Extracts from a graphics dataset:
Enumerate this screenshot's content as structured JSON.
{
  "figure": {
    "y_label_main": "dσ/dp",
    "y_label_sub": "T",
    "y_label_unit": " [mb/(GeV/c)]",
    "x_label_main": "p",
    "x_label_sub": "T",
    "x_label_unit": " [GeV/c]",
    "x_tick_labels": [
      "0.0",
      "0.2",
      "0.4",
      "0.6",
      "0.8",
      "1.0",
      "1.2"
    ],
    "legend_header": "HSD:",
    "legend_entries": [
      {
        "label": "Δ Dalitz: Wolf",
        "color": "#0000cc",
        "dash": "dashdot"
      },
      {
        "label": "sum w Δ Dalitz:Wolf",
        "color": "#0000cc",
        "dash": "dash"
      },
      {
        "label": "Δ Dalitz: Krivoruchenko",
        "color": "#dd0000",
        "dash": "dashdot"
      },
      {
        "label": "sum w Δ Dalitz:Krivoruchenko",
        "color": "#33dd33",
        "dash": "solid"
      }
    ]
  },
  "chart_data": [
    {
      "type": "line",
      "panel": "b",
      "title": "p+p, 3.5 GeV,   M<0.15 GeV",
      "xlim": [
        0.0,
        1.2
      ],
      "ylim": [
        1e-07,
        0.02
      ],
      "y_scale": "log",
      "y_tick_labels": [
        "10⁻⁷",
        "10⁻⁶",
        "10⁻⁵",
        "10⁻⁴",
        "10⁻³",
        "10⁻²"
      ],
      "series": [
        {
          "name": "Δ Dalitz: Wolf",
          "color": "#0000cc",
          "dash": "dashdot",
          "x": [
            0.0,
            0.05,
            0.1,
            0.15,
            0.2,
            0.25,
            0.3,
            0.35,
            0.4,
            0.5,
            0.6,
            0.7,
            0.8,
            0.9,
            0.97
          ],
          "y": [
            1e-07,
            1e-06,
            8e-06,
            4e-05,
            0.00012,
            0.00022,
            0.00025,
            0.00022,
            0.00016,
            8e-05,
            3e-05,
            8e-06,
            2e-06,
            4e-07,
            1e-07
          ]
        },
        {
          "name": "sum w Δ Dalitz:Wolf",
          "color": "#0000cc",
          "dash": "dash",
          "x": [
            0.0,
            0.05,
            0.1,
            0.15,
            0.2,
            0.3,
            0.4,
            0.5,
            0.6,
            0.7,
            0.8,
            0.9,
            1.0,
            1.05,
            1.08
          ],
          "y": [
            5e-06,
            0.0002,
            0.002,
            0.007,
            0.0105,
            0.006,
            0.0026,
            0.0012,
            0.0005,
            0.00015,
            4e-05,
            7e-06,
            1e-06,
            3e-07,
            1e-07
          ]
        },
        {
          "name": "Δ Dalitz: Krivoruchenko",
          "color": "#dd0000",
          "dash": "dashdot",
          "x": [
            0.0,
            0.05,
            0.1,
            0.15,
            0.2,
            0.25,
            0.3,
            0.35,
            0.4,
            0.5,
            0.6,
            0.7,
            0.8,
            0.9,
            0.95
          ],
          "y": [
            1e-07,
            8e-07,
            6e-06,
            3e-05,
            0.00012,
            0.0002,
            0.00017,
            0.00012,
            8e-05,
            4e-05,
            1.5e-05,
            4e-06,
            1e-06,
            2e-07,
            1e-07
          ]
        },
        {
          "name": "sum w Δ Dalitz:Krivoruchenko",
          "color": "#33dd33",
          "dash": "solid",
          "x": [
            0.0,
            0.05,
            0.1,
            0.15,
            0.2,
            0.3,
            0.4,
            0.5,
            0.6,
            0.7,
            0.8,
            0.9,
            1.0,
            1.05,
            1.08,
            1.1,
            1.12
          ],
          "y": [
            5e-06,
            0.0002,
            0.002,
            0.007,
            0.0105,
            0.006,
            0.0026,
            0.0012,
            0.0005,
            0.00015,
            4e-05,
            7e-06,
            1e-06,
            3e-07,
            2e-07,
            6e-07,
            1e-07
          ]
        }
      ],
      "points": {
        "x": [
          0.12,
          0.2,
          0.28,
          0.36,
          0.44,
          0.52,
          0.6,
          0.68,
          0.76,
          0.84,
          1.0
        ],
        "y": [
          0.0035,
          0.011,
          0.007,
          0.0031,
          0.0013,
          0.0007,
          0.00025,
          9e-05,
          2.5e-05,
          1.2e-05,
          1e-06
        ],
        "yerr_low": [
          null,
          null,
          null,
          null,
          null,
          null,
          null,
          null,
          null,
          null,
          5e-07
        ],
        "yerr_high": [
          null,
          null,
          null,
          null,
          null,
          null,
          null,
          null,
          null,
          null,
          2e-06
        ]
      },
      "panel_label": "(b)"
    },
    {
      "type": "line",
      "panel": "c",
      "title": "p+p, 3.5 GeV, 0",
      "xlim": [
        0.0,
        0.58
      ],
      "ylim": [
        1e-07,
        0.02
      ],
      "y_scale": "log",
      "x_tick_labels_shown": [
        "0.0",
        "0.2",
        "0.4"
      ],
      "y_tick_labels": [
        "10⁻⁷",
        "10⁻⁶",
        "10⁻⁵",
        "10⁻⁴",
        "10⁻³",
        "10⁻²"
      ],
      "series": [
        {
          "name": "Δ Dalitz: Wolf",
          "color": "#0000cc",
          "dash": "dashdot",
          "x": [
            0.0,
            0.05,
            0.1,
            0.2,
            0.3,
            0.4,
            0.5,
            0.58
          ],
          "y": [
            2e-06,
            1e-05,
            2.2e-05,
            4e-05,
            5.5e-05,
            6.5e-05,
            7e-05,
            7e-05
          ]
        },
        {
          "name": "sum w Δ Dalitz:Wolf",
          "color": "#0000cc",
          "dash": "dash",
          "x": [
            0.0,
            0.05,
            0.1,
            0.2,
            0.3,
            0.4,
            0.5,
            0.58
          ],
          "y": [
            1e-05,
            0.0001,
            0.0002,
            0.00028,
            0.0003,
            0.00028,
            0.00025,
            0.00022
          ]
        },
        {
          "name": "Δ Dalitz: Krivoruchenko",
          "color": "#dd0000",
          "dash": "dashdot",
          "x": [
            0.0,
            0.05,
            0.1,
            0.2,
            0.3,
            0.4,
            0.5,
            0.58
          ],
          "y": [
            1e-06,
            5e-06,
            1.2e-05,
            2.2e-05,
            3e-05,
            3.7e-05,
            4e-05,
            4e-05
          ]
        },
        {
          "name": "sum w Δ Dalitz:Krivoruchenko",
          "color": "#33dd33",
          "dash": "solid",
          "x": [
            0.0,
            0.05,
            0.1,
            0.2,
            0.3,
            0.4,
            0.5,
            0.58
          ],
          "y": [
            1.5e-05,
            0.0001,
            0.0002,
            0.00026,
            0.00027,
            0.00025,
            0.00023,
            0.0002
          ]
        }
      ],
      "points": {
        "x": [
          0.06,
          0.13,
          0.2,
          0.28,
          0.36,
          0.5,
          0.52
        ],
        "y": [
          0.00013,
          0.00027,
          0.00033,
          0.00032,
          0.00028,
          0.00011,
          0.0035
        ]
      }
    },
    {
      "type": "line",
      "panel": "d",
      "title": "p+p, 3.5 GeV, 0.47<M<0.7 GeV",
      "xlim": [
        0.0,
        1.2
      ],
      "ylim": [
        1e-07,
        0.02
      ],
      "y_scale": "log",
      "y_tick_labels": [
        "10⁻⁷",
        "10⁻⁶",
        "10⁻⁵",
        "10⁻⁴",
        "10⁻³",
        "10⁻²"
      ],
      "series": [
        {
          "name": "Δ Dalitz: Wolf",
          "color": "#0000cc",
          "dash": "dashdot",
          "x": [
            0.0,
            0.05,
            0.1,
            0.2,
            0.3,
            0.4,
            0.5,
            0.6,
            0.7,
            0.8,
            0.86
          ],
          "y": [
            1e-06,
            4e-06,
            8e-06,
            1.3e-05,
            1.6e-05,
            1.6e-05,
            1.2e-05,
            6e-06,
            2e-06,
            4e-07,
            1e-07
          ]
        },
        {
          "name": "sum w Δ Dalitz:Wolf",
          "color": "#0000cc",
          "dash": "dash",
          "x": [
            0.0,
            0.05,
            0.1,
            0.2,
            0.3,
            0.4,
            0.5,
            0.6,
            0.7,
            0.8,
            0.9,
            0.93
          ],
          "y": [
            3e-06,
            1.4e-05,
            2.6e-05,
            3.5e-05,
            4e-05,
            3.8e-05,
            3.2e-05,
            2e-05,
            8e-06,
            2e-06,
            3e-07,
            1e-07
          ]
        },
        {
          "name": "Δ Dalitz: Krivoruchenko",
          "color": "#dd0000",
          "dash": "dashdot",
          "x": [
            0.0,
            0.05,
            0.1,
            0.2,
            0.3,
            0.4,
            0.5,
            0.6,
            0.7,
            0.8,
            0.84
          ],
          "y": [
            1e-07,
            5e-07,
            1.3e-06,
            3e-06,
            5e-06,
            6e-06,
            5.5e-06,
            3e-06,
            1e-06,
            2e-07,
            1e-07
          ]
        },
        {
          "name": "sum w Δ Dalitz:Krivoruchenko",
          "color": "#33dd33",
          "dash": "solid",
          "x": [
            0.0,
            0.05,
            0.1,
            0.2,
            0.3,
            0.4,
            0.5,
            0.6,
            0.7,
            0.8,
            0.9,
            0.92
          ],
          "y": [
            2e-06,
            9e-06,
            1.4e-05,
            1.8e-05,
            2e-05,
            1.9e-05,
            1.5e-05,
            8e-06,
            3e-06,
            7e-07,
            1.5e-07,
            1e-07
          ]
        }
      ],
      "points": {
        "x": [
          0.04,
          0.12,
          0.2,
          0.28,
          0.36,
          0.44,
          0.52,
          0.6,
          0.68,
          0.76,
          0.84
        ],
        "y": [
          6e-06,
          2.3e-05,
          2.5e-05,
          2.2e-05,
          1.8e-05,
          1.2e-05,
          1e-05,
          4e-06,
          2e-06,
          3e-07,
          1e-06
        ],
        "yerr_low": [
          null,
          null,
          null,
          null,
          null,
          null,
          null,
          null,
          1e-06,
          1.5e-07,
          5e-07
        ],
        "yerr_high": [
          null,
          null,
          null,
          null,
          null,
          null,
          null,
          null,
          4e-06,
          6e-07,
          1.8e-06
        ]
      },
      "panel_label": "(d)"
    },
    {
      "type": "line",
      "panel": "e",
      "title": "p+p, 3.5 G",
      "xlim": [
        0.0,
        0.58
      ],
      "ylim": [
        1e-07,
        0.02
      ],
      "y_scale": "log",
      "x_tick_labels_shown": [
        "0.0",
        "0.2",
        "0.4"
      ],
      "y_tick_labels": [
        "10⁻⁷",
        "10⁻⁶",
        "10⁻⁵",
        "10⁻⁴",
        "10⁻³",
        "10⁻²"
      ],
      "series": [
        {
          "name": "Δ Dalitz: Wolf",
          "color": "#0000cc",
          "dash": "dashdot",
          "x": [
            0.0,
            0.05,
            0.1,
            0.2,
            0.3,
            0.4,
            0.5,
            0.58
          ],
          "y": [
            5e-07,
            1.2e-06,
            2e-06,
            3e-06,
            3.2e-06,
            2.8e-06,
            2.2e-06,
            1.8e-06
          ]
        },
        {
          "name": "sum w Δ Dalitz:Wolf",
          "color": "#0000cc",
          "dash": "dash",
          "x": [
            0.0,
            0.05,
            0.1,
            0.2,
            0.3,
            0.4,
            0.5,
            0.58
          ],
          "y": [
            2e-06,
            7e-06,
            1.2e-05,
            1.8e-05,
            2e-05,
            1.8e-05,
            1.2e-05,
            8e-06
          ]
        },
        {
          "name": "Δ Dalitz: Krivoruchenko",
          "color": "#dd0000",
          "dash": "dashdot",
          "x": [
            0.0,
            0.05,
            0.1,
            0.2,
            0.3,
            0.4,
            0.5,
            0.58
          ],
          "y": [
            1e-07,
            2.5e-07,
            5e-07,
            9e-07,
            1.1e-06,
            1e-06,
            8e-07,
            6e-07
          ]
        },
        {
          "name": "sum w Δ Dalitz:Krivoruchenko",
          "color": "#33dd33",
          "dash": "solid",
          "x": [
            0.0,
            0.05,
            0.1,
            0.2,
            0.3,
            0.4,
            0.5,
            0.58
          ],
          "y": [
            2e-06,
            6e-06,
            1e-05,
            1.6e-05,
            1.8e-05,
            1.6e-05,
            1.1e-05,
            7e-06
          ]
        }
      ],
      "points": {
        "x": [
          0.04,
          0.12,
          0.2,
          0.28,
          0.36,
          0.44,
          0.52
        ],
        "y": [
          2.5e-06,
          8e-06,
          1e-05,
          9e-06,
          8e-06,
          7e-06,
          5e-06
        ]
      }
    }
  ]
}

Work to be completed => Using the listing, say how many lines include the word "title", and add nothing else.

Expected answer => 4